** START GIVEN INFORMATION **

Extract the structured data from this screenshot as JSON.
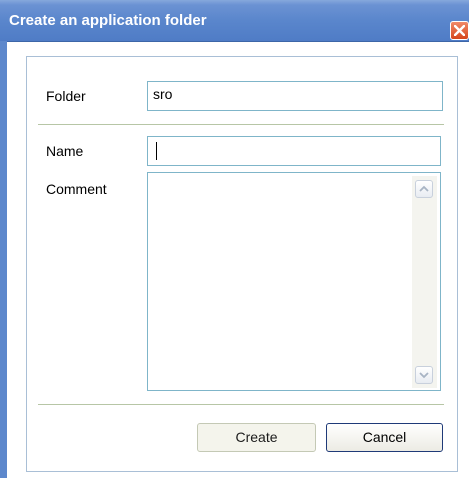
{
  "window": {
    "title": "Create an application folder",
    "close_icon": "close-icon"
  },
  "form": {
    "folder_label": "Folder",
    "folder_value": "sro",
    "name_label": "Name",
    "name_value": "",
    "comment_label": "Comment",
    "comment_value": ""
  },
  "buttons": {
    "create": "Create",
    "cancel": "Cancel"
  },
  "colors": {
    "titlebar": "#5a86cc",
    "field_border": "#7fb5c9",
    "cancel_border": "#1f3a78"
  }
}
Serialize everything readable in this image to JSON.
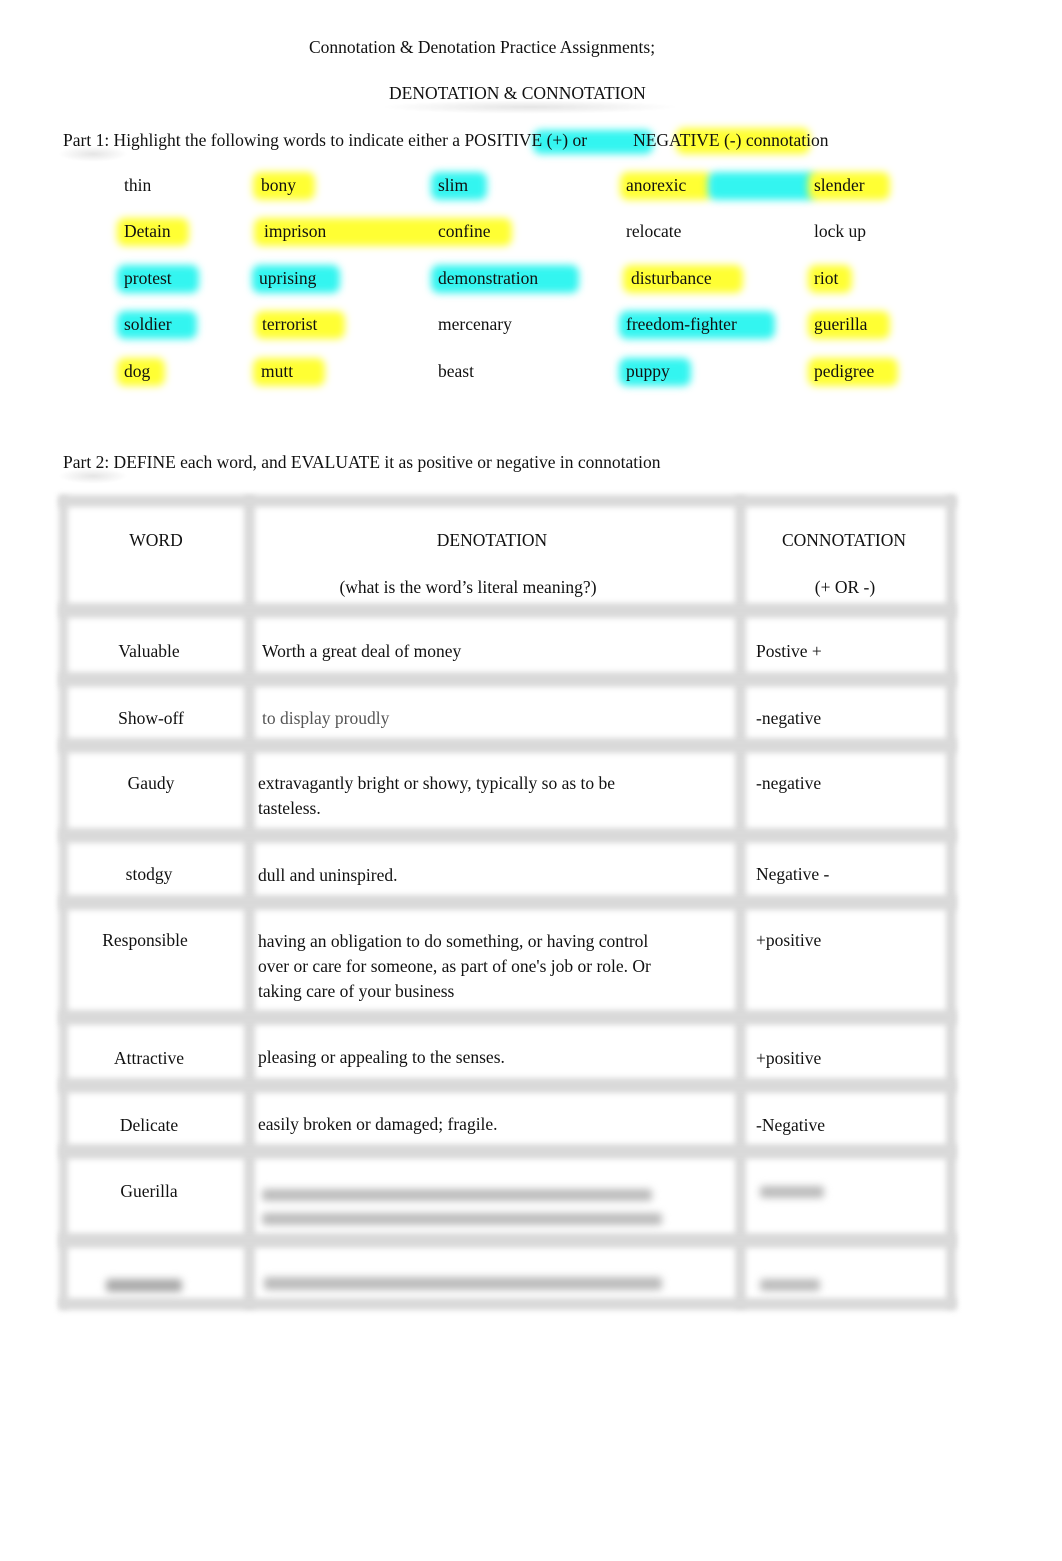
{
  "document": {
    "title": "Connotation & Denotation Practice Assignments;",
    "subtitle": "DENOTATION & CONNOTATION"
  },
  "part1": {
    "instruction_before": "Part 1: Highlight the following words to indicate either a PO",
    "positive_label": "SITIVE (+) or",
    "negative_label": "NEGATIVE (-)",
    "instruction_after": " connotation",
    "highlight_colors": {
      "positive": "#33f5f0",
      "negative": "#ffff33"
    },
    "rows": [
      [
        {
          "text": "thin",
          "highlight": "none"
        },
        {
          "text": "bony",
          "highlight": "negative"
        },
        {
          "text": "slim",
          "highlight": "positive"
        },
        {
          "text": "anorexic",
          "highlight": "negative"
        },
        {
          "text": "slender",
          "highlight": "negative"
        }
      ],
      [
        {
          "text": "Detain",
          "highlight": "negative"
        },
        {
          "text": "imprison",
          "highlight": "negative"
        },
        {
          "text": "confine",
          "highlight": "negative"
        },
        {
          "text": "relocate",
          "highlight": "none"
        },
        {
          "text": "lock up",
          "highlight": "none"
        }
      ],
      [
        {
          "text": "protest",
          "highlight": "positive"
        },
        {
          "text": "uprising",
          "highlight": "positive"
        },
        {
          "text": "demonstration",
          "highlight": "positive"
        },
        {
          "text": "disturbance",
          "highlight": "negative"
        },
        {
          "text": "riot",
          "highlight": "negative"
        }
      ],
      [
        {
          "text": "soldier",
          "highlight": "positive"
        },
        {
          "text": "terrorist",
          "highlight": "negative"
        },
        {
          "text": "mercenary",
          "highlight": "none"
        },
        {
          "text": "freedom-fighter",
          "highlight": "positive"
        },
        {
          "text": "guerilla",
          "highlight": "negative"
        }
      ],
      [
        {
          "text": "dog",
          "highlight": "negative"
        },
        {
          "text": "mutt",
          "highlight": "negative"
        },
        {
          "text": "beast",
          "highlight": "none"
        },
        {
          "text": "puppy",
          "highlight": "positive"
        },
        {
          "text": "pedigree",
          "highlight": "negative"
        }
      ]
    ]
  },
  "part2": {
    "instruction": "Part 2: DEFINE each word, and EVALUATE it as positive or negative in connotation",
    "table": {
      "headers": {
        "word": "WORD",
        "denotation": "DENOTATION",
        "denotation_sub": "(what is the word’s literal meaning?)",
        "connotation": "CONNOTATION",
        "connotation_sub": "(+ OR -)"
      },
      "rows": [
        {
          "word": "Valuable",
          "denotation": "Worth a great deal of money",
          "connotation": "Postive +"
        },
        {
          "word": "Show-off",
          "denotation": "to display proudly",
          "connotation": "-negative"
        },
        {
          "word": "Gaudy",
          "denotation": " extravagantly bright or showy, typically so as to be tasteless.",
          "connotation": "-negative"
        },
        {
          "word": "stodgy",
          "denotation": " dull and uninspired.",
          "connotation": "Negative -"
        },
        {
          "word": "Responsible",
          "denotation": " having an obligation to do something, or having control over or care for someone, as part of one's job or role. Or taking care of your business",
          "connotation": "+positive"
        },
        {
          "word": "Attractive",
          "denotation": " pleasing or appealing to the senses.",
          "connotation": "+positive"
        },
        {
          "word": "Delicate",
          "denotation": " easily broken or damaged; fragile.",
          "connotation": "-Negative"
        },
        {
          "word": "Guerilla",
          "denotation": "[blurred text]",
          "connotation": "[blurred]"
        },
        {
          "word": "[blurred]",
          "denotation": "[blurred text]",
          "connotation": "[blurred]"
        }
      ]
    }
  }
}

** END GIVEN INFORMATION **

OBJECTIVE
Repeat the material above in full and exactly, apart from the pictures.

OUTPUT OF THE TASK
Extract the structured data from this screenshot as JSON.
{
  "window": {
    "title": "Create an application folder",
    "close_icon": "close-icon"
  },
  "form": {
    "folder_label": "Folder",
    "folder_value": "sro",
    "name_label": "Name",
    "name_value": "",
    "comment_label": "Comment",
    "comment_value": ""
  },
  "buttons": {
    "create": "Create",
    "cancel": "Cancel"
  },
  "colors": {
    "titlebar": "#5a86cc",
    "field_border": "#7fb5c9",
    "cancel_border": "#1f3a78"
  }
}
Serialize everything readable in this image to JSON.
{
  "document": {
    "title": "Connotation & Denotation Practice Assignments;",
    "subtitle": "DENOTATION & CONNOTATION"
  },
  "part1": {
    "instruction_before": "Part 1: Highlight the following words to indicate either a PO",
    "positive_label": "SITIVE (+) or",
    "negative_label": "NEGATIVE (-)",
    "instruction_after": " connotation",
    "highlight_colors": {
      "positive": "#33f5f0",
      "negative": "#ffff33"
    },
    "rows": [
      [
        {
          "text": "thin",
          "highlight": "none"
        },
        {
          "text": "bony",
          "highlight": "negative"
        },
        {
          "text": "slim",
          "highlight": "positive"
        },
        {
          "text": "anorexic",
          "highlight": "negative"
        },
        {
          "text": "slender",
          "highlight": "negative"
        }
      ],
      [
        {
          "text": "Detain",
          "highlight": "negative"
        },
        {
          "text": "imprison",
          "highlight": "negative"
        },
        {
          "text": "confine",
          "highlight": "negative"
        },
        {
          "text": "relocate",
          "highlight": "none"
        },
        {
          "text": "lock up",
          "highlight": "none"
        }
      ],
      [
        {
          "text": "protest",
          "highlight": "positive"
        },
        {
          "text": "uprising",
          "highlight": "positive"
        },
        {
          "text": "demonstration",
          "highlight": "positive"
        },
        {
          "text": "disturbance",
          "highlight": "negative"
        },
        {
          "text": "riot",
          "highlight": "negative"
        }
      ],
      [
        {
          "text": "soldier",
          "highlight": "positive"
        },
        {
          "text": "terrorist",
          "highlight": "negative"
        },
        {
          "text": "mercenary",
          "highlight": "none"
        },
        {
          "text": "freedom-fighter",
          "highlight": "positive"
        },
        {
          "text": "guerilla",
          "highlight": "negative"
        }
      ],
      [
        {
          "text": "dog",
          "highlight": "negative"
        },
        {
          "text": "mutt",
          "highlight": "negative"
        },
        {
          "text": "beast",
          "highlight": "none"
        },
        {
          "text": "puppy",
          "highlight": "positive"
        },
        {
          "text": "pedigree",
          "highlight": "negative"
        }
      ]
    ]
  },
  "part2": {
    "instruction": "Part 2: DEFINE each word, and EVALUATE it as positive or negative in connotation",
    "table": {
      "headers": {
        "word": "WORD",
        "denotation": "DENOTATION",
        "denotation_sub": "(what is the word’s literal meaning?)",
        "connotation": "CONNOTATION",
        "connotation_sub": "(+ OR -)"
      },
      "rows": [
        {
          "word": "Valuable",
          "denotation": "Worth a great deal of money",
          "connotation": "Postive +"
        },
        {
          "word": "Show-off",
          "denotation": "to display proudly",
          "connotation": "-negative"
        },
        {
          "word": "Gaudy",
          "denotation": " extravagantly bright or showy, typically so as to be tasteless.",
          "connotation": "-negative"
        },
        {
          "word": "stodgy",
          "denotation": " dull and uninspired.",
          "connotation": "Negative -"
        },
        {
          "word": "Responsible",
          "denotation": " having an obligation to do something, or having control over or care for someone, as part of one's job or role. Or taking care of your business",
          "connotation": "+positive"
        },
        {
          "word": "Attractive",
          "denotation": " pleasing or appealing to the senses.",
          "connotation": "+positive"
        },
        {
          "word": "Delicate",
          "denotation": " easily broken or damaged; fragile.",
          "connotation": "-Negative"
        },
        {
          "word": "Guerilla",
          "denotation": "[blurred text]",
          "connotation": "[blurred]"
        },
        {
          "word": "[blurred]",
          "denotation": "[blurred text]",
          "connotation": "[blurred]"
        }
      ]
    }
  }
}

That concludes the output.